• [Objective]
Please swap each "interactable" in the records below for "clickable", leaving everything else unchanged.

• [Information shown]

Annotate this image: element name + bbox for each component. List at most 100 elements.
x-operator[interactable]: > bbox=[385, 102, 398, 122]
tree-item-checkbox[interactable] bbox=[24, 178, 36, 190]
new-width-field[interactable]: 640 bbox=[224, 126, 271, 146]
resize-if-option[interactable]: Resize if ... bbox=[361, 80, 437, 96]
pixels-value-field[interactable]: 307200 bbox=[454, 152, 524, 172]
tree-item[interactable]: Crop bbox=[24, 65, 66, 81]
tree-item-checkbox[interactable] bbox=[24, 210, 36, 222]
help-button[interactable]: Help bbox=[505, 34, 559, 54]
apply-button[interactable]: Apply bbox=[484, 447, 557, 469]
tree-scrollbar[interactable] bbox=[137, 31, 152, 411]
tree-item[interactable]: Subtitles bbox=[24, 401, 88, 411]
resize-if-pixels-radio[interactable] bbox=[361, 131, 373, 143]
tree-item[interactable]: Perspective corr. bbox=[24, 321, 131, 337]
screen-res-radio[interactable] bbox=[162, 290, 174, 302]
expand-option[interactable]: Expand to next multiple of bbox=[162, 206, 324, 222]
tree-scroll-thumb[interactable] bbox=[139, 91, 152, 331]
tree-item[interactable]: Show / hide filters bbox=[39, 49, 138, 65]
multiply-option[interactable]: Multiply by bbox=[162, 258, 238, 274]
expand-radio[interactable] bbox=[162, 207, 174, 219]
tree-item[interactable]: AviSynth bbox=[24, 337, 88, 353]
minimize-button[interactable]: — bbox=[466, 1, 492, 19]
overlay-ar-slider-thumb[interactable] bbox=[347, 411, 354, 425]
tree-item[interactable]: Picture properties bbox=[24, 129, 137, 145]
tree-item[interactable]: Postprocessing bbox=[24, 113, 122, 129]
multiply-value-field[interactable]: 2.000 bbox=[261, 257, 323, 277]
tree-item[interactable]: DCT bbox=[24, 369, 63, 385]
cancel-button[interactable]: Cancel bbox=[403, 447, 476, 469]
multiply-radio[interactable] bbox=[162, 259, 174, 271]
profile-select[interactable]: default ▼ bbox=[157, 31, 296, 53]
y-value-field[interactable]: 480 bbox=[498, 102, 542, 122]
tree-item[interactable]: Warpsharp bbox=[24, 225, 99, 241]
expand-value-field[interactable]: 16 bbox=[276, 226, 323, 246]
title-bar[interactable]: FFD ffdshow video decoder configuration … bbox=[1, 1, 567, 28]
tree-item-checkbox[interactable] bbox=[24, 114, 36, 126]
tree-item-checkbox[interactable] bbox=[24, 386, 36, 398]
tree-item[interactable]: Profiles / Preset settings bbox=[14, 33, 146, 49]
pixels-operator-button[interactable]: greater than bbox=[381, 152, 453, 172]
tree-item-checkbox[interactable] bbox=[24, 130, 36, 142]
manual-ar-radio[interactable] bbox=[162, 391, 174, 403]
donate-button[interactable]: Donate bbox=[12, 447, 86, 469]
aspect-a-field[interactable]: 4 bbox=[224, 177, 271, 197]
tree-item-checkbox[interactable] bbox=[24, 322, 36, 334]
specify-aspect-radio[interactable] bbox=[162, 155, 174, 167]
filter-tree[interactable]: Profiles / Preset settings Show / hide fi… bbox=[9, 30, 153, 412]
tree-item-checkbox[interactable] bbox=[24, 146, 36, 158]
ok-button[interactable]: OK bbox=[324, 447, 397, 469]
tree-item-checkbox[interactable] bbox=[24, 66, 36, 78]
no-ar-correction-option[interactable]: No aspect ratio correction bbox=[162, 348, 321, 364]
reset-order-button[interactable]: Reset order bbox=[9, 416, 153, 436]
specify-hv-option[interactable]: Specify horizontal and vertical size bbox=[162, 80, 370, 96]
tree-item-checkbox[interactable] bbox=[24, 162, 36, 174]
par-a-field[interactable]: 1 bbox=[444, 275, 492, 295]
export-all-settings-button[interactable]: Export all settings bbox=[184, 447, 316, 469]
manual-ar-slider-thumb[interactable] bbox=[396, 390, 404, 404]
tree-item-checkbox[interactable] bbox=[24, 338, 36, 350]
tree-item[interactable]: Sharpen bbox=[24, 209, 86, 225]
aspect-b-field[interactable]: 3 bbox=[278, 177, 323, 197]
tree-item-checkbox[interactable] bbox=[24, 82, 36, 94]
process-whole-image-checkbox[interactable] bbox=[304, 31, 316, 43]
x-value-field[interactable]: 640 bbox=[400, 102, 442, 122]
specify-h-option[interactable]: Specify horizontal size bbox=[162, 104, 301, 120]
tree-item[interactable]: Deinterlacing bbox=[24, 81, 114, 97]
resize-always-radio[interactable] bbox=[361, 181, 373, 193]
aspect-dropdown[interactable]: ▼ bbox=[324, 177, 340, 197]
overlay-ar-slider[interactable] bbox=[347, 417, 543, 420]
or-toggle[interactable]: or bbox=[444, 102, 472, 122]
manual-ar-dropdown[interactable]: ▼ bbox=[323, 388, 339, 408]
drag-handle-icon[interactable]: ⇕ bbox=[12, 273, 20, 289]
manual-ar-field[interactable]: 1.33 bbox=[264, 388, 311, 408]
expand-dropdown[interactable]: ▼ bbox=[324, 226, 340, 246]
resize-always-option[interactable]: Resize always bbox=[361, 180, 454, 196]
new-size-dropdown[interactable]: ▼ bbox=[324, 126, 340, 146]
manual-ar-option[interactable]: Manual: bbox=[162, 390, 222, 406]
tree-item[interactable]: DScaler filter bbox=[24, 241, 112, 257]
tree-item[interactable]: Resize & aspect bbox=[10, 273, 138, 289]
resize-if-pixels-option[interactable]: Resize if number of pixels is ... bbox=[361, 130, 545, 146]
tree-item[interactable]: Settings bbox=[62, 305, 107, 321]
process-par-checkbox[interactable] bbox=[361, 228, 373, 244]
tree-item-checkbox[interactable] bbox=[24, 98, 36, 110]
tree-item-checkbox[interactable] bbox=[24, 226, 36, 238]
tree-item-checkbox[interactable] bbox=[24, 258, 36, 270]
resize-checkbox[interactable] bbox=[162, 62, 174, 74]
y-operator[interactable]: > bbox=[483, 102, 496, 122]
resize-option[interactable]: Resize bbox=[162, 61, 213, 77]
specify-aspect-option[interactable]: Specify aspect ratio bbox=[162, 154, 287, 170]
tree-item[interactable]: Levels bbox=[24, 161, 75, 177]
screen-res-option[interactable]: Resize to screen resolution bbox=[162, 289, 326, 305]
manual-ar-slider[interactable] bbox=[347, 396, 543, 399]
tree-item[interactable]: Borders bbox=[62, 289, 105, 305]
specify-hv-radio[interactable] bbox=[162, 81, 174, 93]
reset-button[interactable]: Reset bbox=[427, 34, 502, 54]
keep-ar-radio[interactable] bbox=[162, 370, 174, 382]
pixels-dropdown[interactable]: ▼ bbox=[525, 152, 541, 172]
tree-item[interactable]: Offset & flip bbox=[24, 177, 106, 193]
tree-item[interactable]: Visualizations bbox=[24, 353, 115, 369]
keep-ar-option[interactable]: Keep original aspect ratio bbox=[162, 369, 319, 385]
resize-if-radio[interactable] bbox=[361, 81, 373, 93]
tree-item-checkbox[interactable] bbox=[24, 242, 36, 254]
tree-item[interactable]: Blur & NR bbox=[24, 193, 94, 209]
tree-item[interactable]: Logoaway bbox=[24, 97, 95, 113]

• [Response]
Annotate this image: element name + bbox for each component. List at most 100 elements.
x-operator[clickable]: > bbox=[385, 102, 398, 122]
tree-item-checkbox[clickable] bbox=[24, 178, 36, 190]
new-width-field[clickable]: 640 bbox=[224, 126, 271, 146]
resize-if-option[clickable]: Resize if ... bbox=[361, 80, 437, 96]
pixels-value-field[clickable]: 307200 bbox=[454, 152, 524, 172]
tree-item[clickable]: Crop bbox=[24, 65, 66, 81]
tree-item-checkbox[clickable] bbox=[24, 210, 36, 222]
help-button[clickable]: Help bbox=[505, 34, 559, 54]
apply-button[clickable]: Apply bbox=[484, 447, 557, 469]
tree-scrollbar[clickable] bbox=[137, 31, 152, 411]
tree-item[clickable]: Subtitles bbox=[24, 401, 88, 411]
resize-if-pixels-radio[clickable] bbox=[361, 131, 373, 143]
tree-item[clickable]: Perspective corr. bbox=[24, 321, 131, 337]
screen-res-radio[clickable] bbox=[162, 290, 174, 302]
expand-option[clickable]: Expand to next multiple of bbox=[162, 206, 324, 222]
tree-scroll-thumb[clickable] bbox=[139, 91, 152, 331]
tree-item[clickable]: Show / hide filters bbox=[39, 49, 138, 65]
multiply-option[clickable]: Multiply by bbox=[162, 258, 238, 274]
expand-radio[clickable] bbox=[162, 207, 174, 219]
tree-item[clickable]: AviSynth bbox=[24, 337, 88, 353]
minimize-button[clickable]: — bbox=[466, 1, 492, 19]
overlay-ar-slider-thumb[clickable] bbox=[347, 411, 354, 425]
tree-item[clickable]: Picture properties bbox=[24, 129, 137, 145]
tree-item[clickable]: Postprocessing bbox=[24, 113, 122, 129]
multiply-value-field[clickable]: 2.000 bbox=[261, 257, 323, 277]
tree-item[clickable]: DCT bbox=[24, 369, 63, 385]
cancel-button[clickable]: Cancel bbox=[403, 447, 476, 469]
multiply-radio[clickable] bbox=[162, 259, 174, 271]
profile-select[clickable]: default ▼ bbox=[157, 31, 296, 53]
y-value-field[clickable]: 480 bbox=[498, 102, 542, 122]
tree-item[clickable]: Warpsharp bbox=[24, 225, 99, 241]
expand-value-field[clickable]: 16 bbox=[276, 226, 323, 246]
title-bar[clickable]: FFD ffdshow video decoder configuration … bbox=[1, 1, 567, 28]
tree-item-checkbox[clickable] bbox=[24, 114, 36, 126]
tree-item-checkbox[clickable] bbox=[24, 386, 36, 398]
tree-item[clickable]: Profiles / Preset settings bbox=[14, 33, 146, 49]
pixels-operator-button[clickable]: greater than bbox=[381, 152, 453, 172]
tree-item-checkbox[clickable] bbox=[24, 130, 36, 142]
manual-ar-radio[clickable] bbox=[162, 391, 174, 403]
donate-button[clickable]: Donate bbox=[12, 447, 86, 469]
aspect-a-field[clickable]: 4 bbox=[224, 177, 271, 197]
tree-item-checkbox[clickable] bbox=[24, 322, 36, 334]
specify-aspect-radio[clickable] bbox=[162, 155, 174, 167]
filter-tree[clickable]: Profiles / Preset settings Show / hide fi… bbox=[9, 30, 153, 412]
tree-item-checkbox[clickable] bbox=[24, 146, 36, 158]
ok-button[clickable]: OK bbox=[324, 447, 397, 469]
tree-item-checkbox[clickable] bbox=[24, 66, 36, 78]
no-ar-correction-option[clickable]: No aspect ratio correction bbox=[162, 348, 321, 364]
reset-order-button[clickable]: Reset order bbox=[9, 416, 153, 436]
specify-hv-option[clickable]: Specify horizontal and vertical size bbox=[162, 80, 370, 96]
tree-item-checkbox[clickable] bbox=[24, 162, 36, 174]
par-a-field[clickable]: 1 bbox=[444, 275, 492, 295]
export-all-settings-button[clickable]: Export all settings bbox=[184, 447, 316, 469]
manual-ar-slider-thumb[clickable] bbox=[396, 390, 404, 404]
tree-item-checkbox[clickable] bbox=[24, 338, 36, 350]
tree-item[clickable]: Sharpen bbox=[24, 209, 86, 225]
aspect-b-field[clickable]: 3 bbox=[278, 177, 323, 197]
tree-item-checkbox[clickable] bbox=[24, 82, 36, 94]
process-whole-image-checkbox[clickable] bbox=[304, 31, 316, 43]
x-value-field[clickable]: 640 bbox=[400, 102, 442, 122]
specify-h-option[clickable]: Specify horizontal size bbox=[162, 104, 301, 120]
tree-item[clickable]: Deinterlacing bbox=[24, 81, 114, 97]
resize-always-radio[clickable] bbox=[361, 181, 373, 193]
aspect-dropdown[clickable]: ▼ bbox=[324, 177, 340, 197]
overlay-ar-slider[clickable] bbox=[347, 417, 543, 420]
or-toggle[clickable]: or bbox=[444, 102, 472, 122]
manual-ar-dropdown[clickable]: ▼ bbox=[323, 388, 339, 408]
drag-handle-icon[clickable]: ⇕ bbox=[12, 273, 20, 289]
manual-ar-field[clickable]: 1.33 bbox=[264, 388, 311, 408]
expand-dropdown[clickable]: ▼ bbox=[324, 226, 340, 246]
resize-always-option[clickable]: Resize always bbox=[361, 180, 454, 196]
new-size-dropdown[clickable]: ▼ bbox=[324, 126, 340, 146]
manual-ar-option[clickable]: Manual: bbox=[162, 390, 222, 406]
tree-item[clickable]: DScaler filter bbox=[24, 241, 112, 257]
tree-item[clickable]: Resize & aspect bbox=[10, 273, 138, 289]
resize-if-pixels-option[clickable]: Resize if number of pixels is ... bbox=[361, 130, 545, 146]
tree-item[clickable]: Settings bbox=[62, 305, 107, 321]
process-par-checkbox[clickable] bbox=[361, 228, 373, 244]
tree-item-checkbox[clickable] bbox=[24, 98, 36, 110]
tree-item-checkbox[clickable] bbox=[24, 226, 36, 238]
tree-item-checkbox[clickable] bbox=[24, 258, 36, 270]
resize-checkbox[clickable] bbox=[162, 62, 174, 74]
y-operator[clickable]: > bbox=[483, 102, 496, 122]
resize-option[clickable]: Resize bbox=[162, 61, 213, 77]
specify-aspect-option[clickable]: Specify aspect ratio bbox=[162, 154, 287, 170]
tree-item[clickable]: Levels bbox=[24, 161, 75, 177]
screen-res-option[clickable]: Resize to screen resolution bbox=[162, 289, 326, 305]
manual-ar-slider[clickable] bbox=[347, 396, 543, 399]
tree-item[clickable]: Borders bbox=[62, 289, 105, 305]
specify-hv-radio[clickable] bbox=[162, 81, 174, 93]
reset-button[clickable]: Reset bbox=[427, 34, 502, 54]
keep-ar-radio[clickable] bbox=[162, 370, 174, 382]
pixels-dropdown[clickable]: ▼ bbox=[525, 152, 541, 172]
tree-item[clickable]: Offset & flip bbox=[24, 177, 106, 193]
tree-item[clickable]: Visualizations bbox=[24, 353, 115, 369]
keep-ar-option[clickable]: Keep original aspect ratio bbox=[162, 369, 319, 385]
resize-if-radio[clickable] bbox=[361, 81, 373, 93]
tree-item-checkbox[clickable] bbox=[24, 242, 36, 254]
tree-item[clickable]: Blur & NR bbox=[24, 193, 94, 209]
tree-item[clickable]: Logoaway bbox=[24, 97, 95, 113]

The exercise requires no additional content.